[Reading passage]:
Credit Check
Notes
Transcript
1 So what are we going to say? Are we going to find that Abraham is our ancestor on the basis of genealogy?
2 Because if Abraham was made righteous because of his actions, he would have had a reason to brag, but not in front of God.
3 What does the scripture say? Abraham had faith in God, and it was credited to him as righteousness.
4 Workers’ salaries aren’t credited to them on the basis of an employer’s grace but rather on the basis of what they deserve.
5 But faith is credited as righteousness to those who don’t work, because they have faith in God who makes the ungodly righteous.
Credit Check
Credit Check
An article in the US News and World Report starts out an article with these words:
“It’s the big day – you dress to impress, print extra copies of your resume and don a winning smile. Unfortunately, you might be destined to fail before you ever walk into that job interview, despite your rock-solid qualifications.
A recent survey by CareerBuilder found that 72 percent of employers conduct background checks on prospective employees and include a credit check in 29 percent of cases. That means if you have a dark financial past, it could come back to haunt you during the job application process.
What Are Employers Looking for in Your Credit Report?
Just as lenders review your credit report in order to glean some idea of how you will behave as a borrower, employers also review credit reports of prospective employees.

(Labeled region entries)
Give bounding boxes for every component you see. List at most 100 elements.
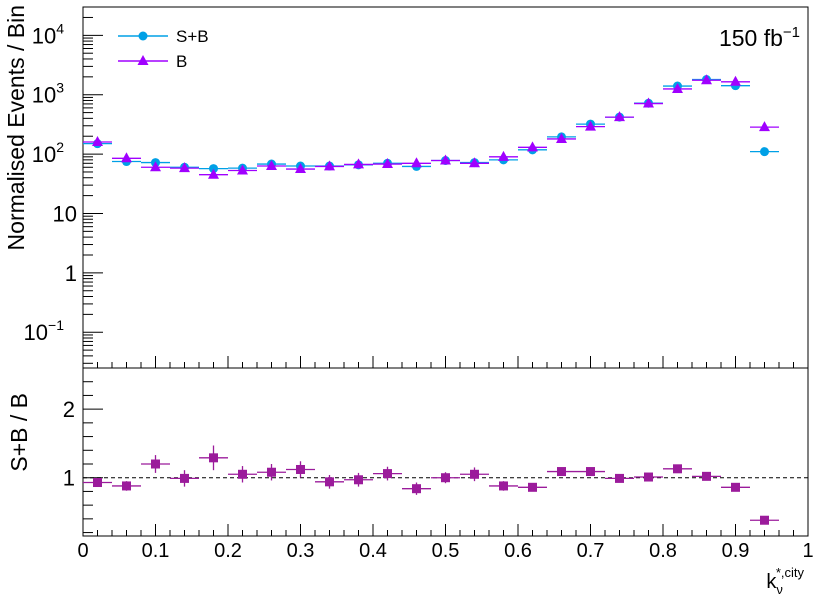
data-point-b <box>92 135 103 146</box>
y-tick-label: 102 <box>32 139 64 167</box>
ratio-y-tick-label: 1 <box>63 466 75 491</box>
ratio-data-point <box>441 473 450 483</box>
y-tick-label-base: 10 <box>53 201 77 226</box>
x-tick-label: 0.7 <box>577 540 605 562</box>
y-tick-label-exponent: −1 <box>48 317 64 333</box>
y-tick-label-base: 10 <box>24 320 48 345</box>
data-point-b <box>643 97 654 108</box>
ratio-point-group <box>344 472 373 487</box>
ratio-point-group <box>228 466 257 483</box>
data-point-b <box>179 162 190 173</box>
luminosity-label: 150 fb−1 <box>719 24 800 51</box>
ratio-point-group <box>373 466 402 481</box>
ratio-point-group <box>547 467 576 477</box>
data-point-b <box>208 168 219 179</box>
data-point-b <box>266 160 277 171</box>
x-tick-label: 1 <box>802 540 813 562</box>
x-axis-label-base: k <box>766 571 777 593</box>
ratio-point-group <box>315 474 344 489</box>
ratio-data-point <box>673 464 682 474</box>
y-tick-label: 1 <box>65 261 77 286</box>
data-point-b <box>614 111 625 122</box>
ratio-data-point <box>180 473 189 483</box>
data-point-b <box>150 161 161 172</box>
ratio-point-group <box>605 473 634 483</box>
legend-sb-label: S+B <box>176 27 209 46</box>
x-tick-label: 0.2 <box>214 540 242 562</box>
y-tick-label-exponent: 4 <box>56 20 64 36</box>
data-point-b <box>353 158 364 169</box>
ratio-point-group <box>489 481 518 491</box>
ratio-point-group <box>634 472 663 482</box>
ratio-point-group <box>141 455 170 473</box>
data-point-b <box>556 132 567 143</box>
data-point-b <box>440 154 451 165</box>
x-axis-label: kν *,city <box>766 565 804 596</box>
ratio-data-point <box>499 481 508 491</box>
ratio-data-point <box>383 469 392 479</box>
ratio-data-point <box>412 484 421 494</box>
luminosity-value: 150 fb <box>719 25 783 51</box>
ratio-series-group <box>83 445 779 525</box>
legend-b-label: B <box>176 52 187 71</box>
data-point-b <box>237 164 248 175</box>
ratio-point-group <box>83 478 112 488</box>
x-tick-label: 0 <box>77 540 88 562</box>
ratio-y-tick-label: 2 <box>63 397 75 422</box>
x-tick-label: 0.6 <box>504 540 532 562</box>
ratio-point-group <box>402 482 431 495</box>
data-point-b <box>672 82 683 93</box>
data-point-b <box>701 74 712 85</box>
ratio-point-group <box>199 445 228 471</box>
data-point-sb <box>760 147 769 157</box>
ratio-data-point <box>238 469 247 479</box>
x-tick-label: 0.8 <box>649 540 677 562</box>
legend-b-marker <box>137 55 149 65</box>
y-tick-label: 10 <box>53 201 77 226</box>
top-y-axis-label: Normalised Events / Bin <box>3 5 29 250</box>
ratio-data-point <box>151 459 160 469</box>
ratio-point-group <box>460 467 489 482</box>
ratio-point-group <box>750 515 779 525</box>
data-point-b <box>585 120 596 131</box>
y-tick-label: 103 <box>32 80 64 108</box>
ratio-data-point <box>615 473 624 483</box>
ratio-point-group <box>663 464 692 474</box>
bottom-y-axis-label: S+B / B <box>6 393 32 472</box>
ratio-point-group <box>721 482 750 492</box>
top-axis-ticks <box>82 6 809 368</box>
ratio-point-group <box>576 467 605 477</box>
ratio-point-group <box>692 471 721 481</box>
ratio-data-point <box>93 478 102 488</box>
y-tick-label: 10−1 <box>24 317 65 345</box>
ratio-data-point <box>325 477 334 487</box>
data-point-b <box>411 157 422 168</box>
ratio-data-point <box>557 467 566 477</box>
legend-sb-marker <box>138 31 148 41</box>
data-point-b <box>527 141 538 152</box>
data-point-b <box>324 160 335 171</box>
data-point-b <box>730 75 741 86</box>
ratio-data-point <box>267 467 276 477</box>
data-point-b <box>469 157 480 168</box>
top-plot-frame <box>82 6 809 369</box>
ratio-data-point <box>528 482 537 492</box>
data-point-b <box>295 163 306 174</box>
x-tick-label: 0.3 <box>287 540 315 562</box>
ratio-point-group <box>286 461 315 478</box>
ratio-data-point <box>296 464 305 474</box>
y-tick-label-base: 10 <box>32 142 56 167</box>
bottom-panel: 12 0 0.1 0.2 0.3 0.4 0.5 0.6 0.7 0.8 0.9 1 S+B / B… <box>6 367 814 596</box>
ratio-data-point <box>122 481 131 491</box>
bottom-y-tick-labels: 12 <box>63 397 75 491</box>
y-tick-label-base: 10 <box>32 83 56 108</box>
ratio-data-point <box>760 515 769 525</box>
ratio-point-group <box>112 481 141 491</box>
x-tick-label: 0.5 <box>432 540 460 562</box>
x-axis-label-subscript: ν <box>776 582 783 596</box>
x-tick-label: 0.4 <box>359 540 387 562</box>
legend: S+B B <box>118 27 209 71</box>
ratio-data-point <box>702 471 711 481</box>
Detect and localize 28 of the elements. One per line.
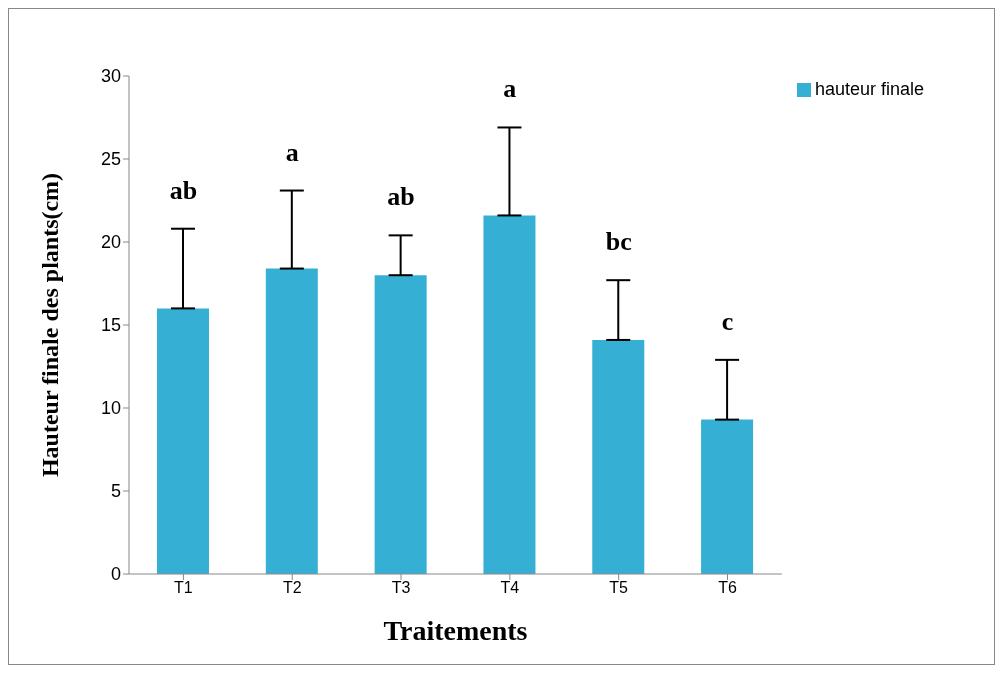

[Tasks and exercises]:
(a) According to the CareerBuilder survey cited on the Credit Check page, what percentage of employers conduct background checks on prospective employees?
(b) Reproduce the passage from the Credit Check page starting at "A recent survey" and ending at "Your Credit Report?".
The listing has no connection to the Credit Check page.

[Solutions by task]:
(a) 72 percent

(b)
A recent survey by CareerBuilder found that 72 percent of employers conduct background checks on prospective employees and include a credit check in 29 percent of cases. That means if you have a dark financial past, it could come back to haunt you during the job application process.
What Are Employers Looking for in Your Credit Report?